How the voice gives away what you are feeling

written by Zoé Nikolakis, Sebastian Wallot & Oliver Genschow
edited by Stella Wernicke

Reviewers: Dr. Christine Nussbaum, Aisyah Shamshun

People’s tone of voice changes when they are feeling different emotions. This helps people to recognize the feelings of others.

Figure 1. Emotions can be communicated using the voice.

The ability to recognize what other people are feeling is crucial to understanding how others behave – and what their behavior might be a reaction to. This is important because it can help people to understand or support those close to them. Recognizing others’ emotions can also help people in professional and political contexts. In business negotiations, for example, recognizing the emotions of one's negotiation partner increases the success of the negotiation [1].
One important channel through which emotions are recognized is the voice. Research has shown that individuals are able to tell if a person sounds sad, happy, or angry, even when they ignore the actual meaning of what somebody else is saying [2]. Think about that first moment when a person picks up the phone. Chances are you will quickly recognize what mood the person on the other end of the line is in, even if you cannot see them and, in some cases, have never seen them in your life, simply because you can hear the emotion in their voice. But how are individuals able to accurately infer other people’s emotions merely from their voices? In this article, we describe how the recognition process takes place, and which factors influence the accuracy of emotion recognition from the voice.

How to recognize emotions from the voice

One way of recognizing emotions from another person’s voice is their tone of voice, that is, the way that the volume, pitch, rhythm, tempo of speech, and voice quality change when a person is speaking [3, 4]. People can recognize a wide range of emotions this way [5]. When looking at the combined evidence from 37 different studies on the recognition of emotions, researchers showed that people are able to recognize 25 different emotions from the tone of voice. These emotions include happiness, fear, pride, awe, and lust [5]. In other words, the results suggest that there are patterns in the tone of voice, which correspond to specific emotions and, therefore, enable people to recognize them.
To further identify which emotion corresponds to which voice pattern, researchers have analyzed speech recordings expressing various emotions [6, 7]. Such analyses indicate that people speak louder when they express negative emotions such as anger, despair, or disgust than when expressing positive emotions. When angry, people are, therefore, quite literally raising their voice. Besides volume, the expression of negative emotions is different from positive emotions in terms of frequencies [6]. To understand what this means, it is important to understand the role that frequencies generally play in speech. Essentially, every sound we hear can be described as a vibration of air. However, a single sound does not only consist of one vibration but multiple vibrations occurring at the same time, which all have different frequencies – they differ with respect to how many vibrations occur in a certain amount of time [8] (Figure 2). The more vibrations occur in a given time, the higher the frequency. When we speak, we produce sounds because the air from our lungs produces vibrations at different frequencies. The sounds we produce, including speech, differ in the frequencies they consist of. Frequencies, therefore, also shape the way our voice sounds – and the way that we express negative and positive emotions. People seem to be able to recognize these voice differences between positive and negative emotions, although we might not be able to consciously identify which aspects of the voice make them sound different.

• What is being asked: Retype the passage from the article on hearing emotions in the voice, from "written by Zoé" up to and including "using the voice.".

• Collected material:
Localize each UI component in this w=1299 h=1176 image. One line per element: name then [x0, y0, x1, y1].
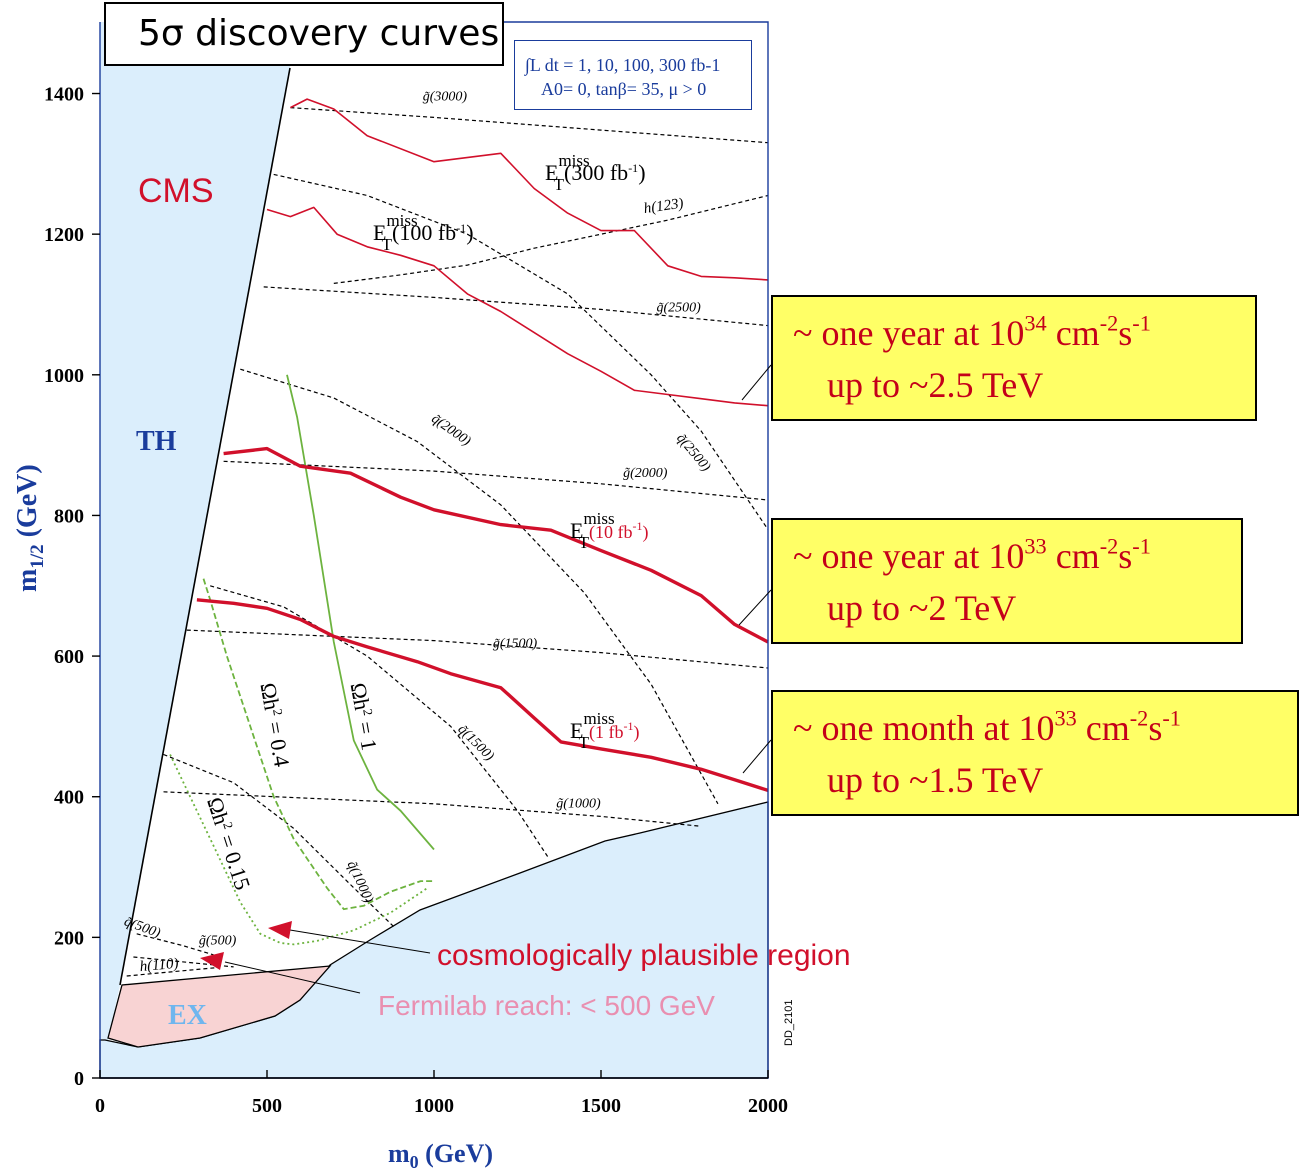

• Answer to the problem:
written by Zoé Nikolakis, Sebastian Wallot & Oliver Genschow
edited by Stella Wernicke

Reviewers: Dr. Christine Nussbaum, Aisyah Shamshun

People’s tone of voice changes when they are feeling different emotions. This helps people to recognize the feelings of others.

Figure 1. Emotions can be communicated using the voice.